**Task objective**
Each entry must be given again exactly; images do not belong in the copy.

**Collected data**
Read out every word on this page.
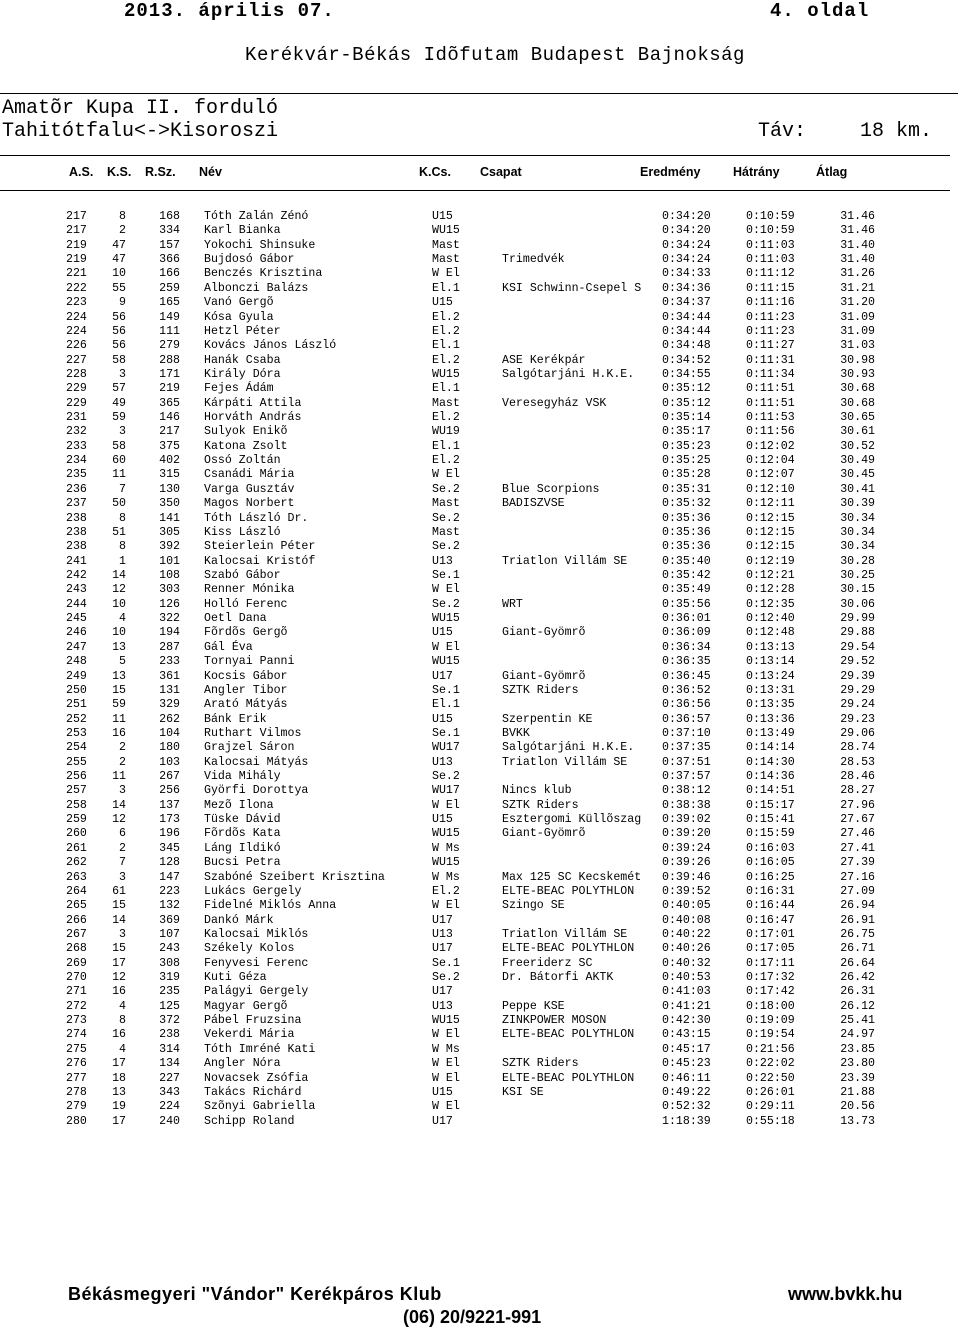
2013. április 07.	4. oldal
Kerékvár-Békás Idõfutam Budapest Bajnokság
Amatõr Kupa II. forduló
Tahitótfalu<->Kisoroszi	Táv:	18 km.
A.S. K.S. R.Sz. Név	K.Cs. Csapat	Eredmény	Hátrány	Átlag
217	8	168 Tóth Zalán Zénó	U15	0:34:20	0:10:59	31.46
217	2	334 Karl Bianka	WU15	0:34:20	0:10:59	31.46
219	47	157 Yokochi Shinsuke	Mast	0:34:24	0:11:03	31.40
219	47	366 Bujdosó Gábor	Mast	Trimedvék	0:34:24	0:11:03	31.40
221	10	166 Benczés Krisztina	W El	0:34:33	0:11:12	31.26
222	55	259 Albonczi Balázs	El.1	KSI Schwinn-Csepel S 0:34:36	0:11:15	31.21
223	9	165 Vanó Gergõ	U15	0:34:37	0:11:16	31.20
224	56	149 Kósa Gyula	El.2	0:34:44	0:11:23	31.09
224	56	111 Hetzl Péter	El.2	0:34:44	0:11:23	31.09
226	56	279 Kovács János László	El.1	0:34:48	0:11:27	31.03
227	58	288 Hanák Csaba	El.2	ASE Kerékpár	0:34:52	0:11:31	30.98
228	3	171 Király Dóra	WU15	Salgótarjáni H.K.E. 0:34:55	0:11:34	30.93
229	57	219 Fejes Ádám	El.1	0:35:12	0:11:51	30.68
229	49	365 Kárpáti Attila	Mast	Veresegyház VSK	0:35:12	0:11:51	30.68
231	59	146 Horváth András	El.2	0:35:14	0:11:53	30.65
232	3	217 Sulyok Enikõ	WU19	0:35:17	0:11:56	30.61
233	58	375 Katona Zsolt	El.1	0:35:23	0:12:02	30.52
234	60	402 Ossó Zoltán	El.2	0:35:25	0:12:04	30.49
235	11	315 Csanádi Mária	W El	0:35:28	0:12:07	30.45
236	7	130 Varga Gusztáv	Se.2	Blue Scorpions	0:35:31	0:12:10	30.41
237	50	350 Magos Norbert	Mast	BADISZVSE	0:35:32	0:12:11	30.39
238	8	141 Tóth László Dr.	Se.2	0:35:36	0:12:15	30.34
238	51	305 Kiss László	Mast	0:35:36	0:12:15	30.34
238	8	392 Steierlein Péter	Se.2	0:35:36	0:12:15	30.34
241	1	101 Kalocsai Kristóf	U13	Triatlon Villám SE	0:35:40	0:12:19	30.28
242	14	108 Szabó Gábor	Se.1	0:35:42	0:12:21	30.25
243	12	303 Renner Mónika	W El	0:35:49	0:12:28	30.15
244	10	126 Holló Ferenc	Se.2	WRT	0:35:56	0:12:35	30.06
245	4	322 Oetl Dana	WU15	0:36:01	0:12:40	29.99
246	10	194 Fõrdõs Gergõ	U15	Giant-Gyömrõ	0:36:09	0:12:48	29.88
247	13	287 Gál Éva	W El	0:36:34	0:13:13	29.54
248	5	233 Tornyai Panni	WU15	0:36:35	0:13:14	29.52
249	13	361 Kocsis Gábor	U17	Giant-Gyömrõ	0:36:45	0:13:24	29.39
250	15	131 Angler Tibor	Se.1	SZTK Riders	0:36:52	0:13:31	29.29
251	59	329 Arató Mátyás	El.1	0:36:56	0:13:35	29.24
252	11	262 Bánk Erik	U15	Szerpentin KE	0:36:57	0:13:36	29.23
253	16	104 Ruthart Vilmos	Se.1	BVKK	0:37:10	0:13:49	29.06
254	2	180 Grajzel Sáron	WU17	Salgótarjáni H.K.E. 0:37:35	0:14:14	28.74
255	2	103 Kalocsai Mátyás	U13	Triatlon Villám SE	0:37:51	0:14:30	28.53
256	11	267 Vida Mihály	Se.2	0:37:57	0:14:36	28.46
257	3	256 Györfi Dorottya	WU17	Nincs klub	0:38:12	0:14:51	28.27
258	14	137 Mezõ Ilona	W El	SZTK Riders	0:38:38	0:15:17	27.96
259	12	173 Tüske Dávid	U15	Esztergomi Küllõszag 0:39:02	0:15:41	27.67
260	6	196 Fõrdõs Kata	WU15	Giant-Gyömrõ	0:39:20	0:15:59	27.46
261	2	345 Láng Ildikó	W Ms	0:39:24	0:16:03	27.41
262	7	128 Bucsi Petra	WU15	0:39:26	0:16:05	27.39
263	3	147 Szabóné Szeibert Krisztina	W Ms	Max 125 SC Kecskemét 0:39:46	0:16:25	27.16
264	61	223 Lukács Gergely	El.2	ELTE-BEAC POLYTHLON 0:39:52	0:16:31	27.09
265	15	132 Fidelné Miklós Anna	W El	Szingo SE	0:40:05	0:16:44	26.94
266	14	369 Dankó Márk	U17	0:40:08	0:16:47	26.91
267	3	107 Kalocsai Miklós	U13	Triatlon Villám SE	0:40:22	0:17:01	26.75
268	15	243 Székely Kolos	U17	ELTE-BEAC POLYTHLON 0:40:26	0:17:05	26.71
269	17	308 Fenyvesi Ferenc	Se.1	Freeriderz SC	0:40:32	0:17:11	26.64
270	12	319 Kuti Géza	Se.2	Dr. Bátorfi AKTK	0:40:53	0:17:32	26.42
271	16	235 Palágyi Gergely	U17	0:41:03	0:17:42	26.31
272	4	125 Magyar Gergõ	U13	Peppe KSE	0:41:21	0:18:00	26.12
273	8	372 Pábel Fruzsina	WU15	ZINKPOWER MOSON	0:42:30	0:19:09	25.41
274	16	238 Vekerdi Mária	W El	ELTE-BEAC POLYTHLON 0:43:15	0:19:54	24.97
275	4	314 Tóth Imréné Kati	W Ms	0:45:17	0:21:56	23.85
276	17	134 Angler Nóra	W El	SZTK Riders	0:45:23	0:22:02	23.80
277	18	227 Novacsek Zsófia	W El	ELTE-BEAC POLYTHLON 0:46:11	0:22:50	23.39
278	13	343 Takács Richárd	U15	KSI SE	0:49:22	0:26:01	21.88
279	19	224 Szõnyi Gabriella	W El	0:52:32	0:29:11	20.56
280	17	240 Schipp Roland	U17	1:18:39	0:55:18	13.73
Békásmegyeri "Vándor" Kerékpáros Klub	www.bvkk.hu
(06) 20/9221-991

**Complete answer**
Read out every word on this page.
2013. április 07.	4. oldal
Kerékvár-Békás Idõfutam Budapest Bajnokság
Amatõr Kupa II. forduló
Tahitótfalu<->Kisoroszi	Táv:	18 km.
A.S. K.S. R.Sz. Név	K.Cs. Csapat	Eredmény	Hátrány	Átlag
217	8	168 Tóth Zalán Zénó	U15	0:34:20	0:10:59	31.46
217	2	334 Karl Bianka	WU15	0:34:20	0:10:59	31.46
219	47	157 Yokochi Shinsuke	Mast	0:34:24	0:11:03	31.40
219	47	366 Bujdosó Gábor	Mast	Trimedvék	0:34:24	0:11:03	31.40
221	10	166 Benczés Krisztina	W El	0:34:33	0:11:12	31.26
222	55	259 Albonczi Balázs	El.1	KSI Schwinn-Csepel S 0:34:36	0:11:15	31.21
223	9	165 Vanó Gergõ	U15	0:34:37	0:11:16	31.20
224	56	149 Kósa Gyula	El.2	0:34:44	0:11:23	31.09
224	56	111 Hetzl Péter	El.2	0:34:44	0:11:23	31.09
226	56	279 Kovács János László	El.1	0:34:48	0:11:27	31.03
227	58	288 Hanák Csaba	El.2	ASE Kerékpár	0:34:52	0:11:31	30.98
228	3	171 Király Dóra	WU15	Salgótarjáni H.K.E. 0:34:55	0:11:34	30.93
229	57	219 Fejes Ádám	El.1	0:35:12	0:11:51	30.68
229	49	365 Kárpáti Attila	Mast	Veresegyház VSK	0:35:12	0:11:51	30.68
231	59	146 Horváth András	El.2	0:35:14	0:11:53	30.65
232	3	217 Sulyok Enikõ	WU19	0:35:17	0:11:56	30.61
233	58	375 Katona Zsolt	El.1	0:35:23	0:12:02	30.52
234	60	402 Ossó Zoltán	El.2	0:35:25	0:12:04	30.49
235	11	315 Csanádi Mária	W El	0:35:28	0:12:07	30.45
236	7	130 Varga Gusztáv	Se.2	Blue Scorpions	0:35:31	0:12:10	30.41
237	50	350 Magos Norbert	Mast	BADISZVSE	0:35:32	0:12:11	30.39
238	8	141 Tóth László Dr.	Se.2	0:35:36	0:12:15	30.34
238	51	305 Kiss László	Mast	0:35:36	0:12:15	30.34
238	8	392 Steierlein Péter	Se.2	0:35:36	0:12:15	30.34
241	1	101 Kalocsai Kristóf	U13	Triatlon Villám SE	0:35:40	0:12:19	30.28
242	14	108 Szabó Gábor	Se.1	0:35:42	0:12:21	30.25
243	12	303 Renner Mónika	W El	0:35:49	0:12:28	30.15
244	10	126 Holló Ferenc	Se.2	WRT	0:35:56	0:12:35	30.06
245	4	322 Oetl Dana	WU15	0:36:01	0:12:40	29.99
246	10	194 Fõrdõs Gergõ	U15	Giant-Gyömrõ	0:36:09	0:12:48	29.88
247	13	287 Gál Éva	W El	0:36:34	0:13:13	29.54
248	5	233 Tornyai Panni	WU15	0:36:35	0:13:14	29.52
249	13	361 Kocsis Gábor	U17	Giant-Gyömrõ	0:36:45	0:13:24	29.39
250	15	131 Angler Tibor	Se.1	SZTK Riders	0:36:52	0:13:31	29.29
251	59	329 Arató Mátyás	El.1	0:36:56	0:13:35	29.24
252	11	262 Bánk Erik	U15	Szerpentin KE	0:36:57	0:13:36	29.23
253	16	104 Ruthart Vilmos	Se.1	BVKK	0:37:10	0:13:49	29.06
254	2	180 Grajzel Sáron	WU17	Salgótarjáni H.K.E. 0:37:35	0:14:14	28.74
255	2	103 Kalocsai Mátyás	U13	Triatlon Villám SE	0:37:51	0:14:30	28.53
256	11	267 Vida Mihály	Se.2	0:37:57	0:14:36	28.46
257	3	256 Györfi Dorottya	WU17	Nincs klub	0:38:12	0:14:51	28.27
258	14	137 Mezõ Ilona	W El	SZTK Riders	0:38:38	0:15:17	27.96
259	12	173 Tüske Dávid	U15	Esztergomi Küllõszag 0:39:02	0:15:41	27.67
260	6	196 Fõrdõs Kata	WU15	Giant-Gyömrõ	0:39:20	0:15:59	27.46
261	2	345 Láng Ildikó	W Ms	0:39:24	0:16:03	27.41
262	7	128 Bucsi Petra	WU15	0:39:26	0:16:05	27.39
263	3	147 Szabóné Szeibert Krisztina	W Ms	Max 125 SC Kecskemét 0:39:46	0:16:25	27.16
264	61	223 Lukács Gergely	El.2	ELTE-BEAC POLYTHLON 0:39:52	0:16:31	27.09
265	15	132 Fidelné Miklós Anna	W El	Szingo SE	0:40:05	0:16:44	26.94
266	14	369 Dankó Márk	U17	0:40:08	0:16:47	26.91
267	3	107 Kalocsai Miklós	U13	Triatlon Villám SE	0:40:22	0:17:01	26.75
268	15	243 Székely Kolos	U17	ELTE-BEAC POLYTHLON 0:40:26	0:17:05	26.71
269	17	308 Fenyvesi Ferenc	Se.1	Freeriderz SC	0:40:32	0:17:11	26.64
270	12	319 Kuti Géza	Se.2	Dr. Bátorfi AKTK	0:40:53	0:17:32	26.42
271	16	235 Palágyi Gergely	U17	0:41:03	0:17:42	26.31
272	4	125 Magyar Gergõ	U13	Peppe KSE	0:41:21	0:18:00	26.12
273	8	372 Pábel Fruzsina	WU15	ZINKPOWER MOSON	0:42:30	0:19:09	25.41
274	16	238 Vekerdi Mária	W El	ELTE-BEAC POLYTHLON 0:43:15	0:19:54	24.97
275	4	314 Tóth Imréné Kati	W Ms	0:45:17	0:21:56	23.85
276	17	134 Angler Nóra	W El	SZTK Riders	0:45:23	0:22:02	23.80
277	18	227 Novacsek Zsófia	W El	ELTE-BEAC POLYTHLON 0:46:11	0:22:50	23.39
278	13	343 Takács Richárd	U15	KSI SE	0:49:22	0:26:01	21.88
279	19	224 Szõnyi Gabriella	W El	0:52:32	0:29:11	20.56
280	17	240 Schipp Roland	U17	1:18:39	0:55:18	13.73
Békásmegyeri "Vándor" Kerékpáros Klub	www.bvkk.hu
(06) 20/9221-991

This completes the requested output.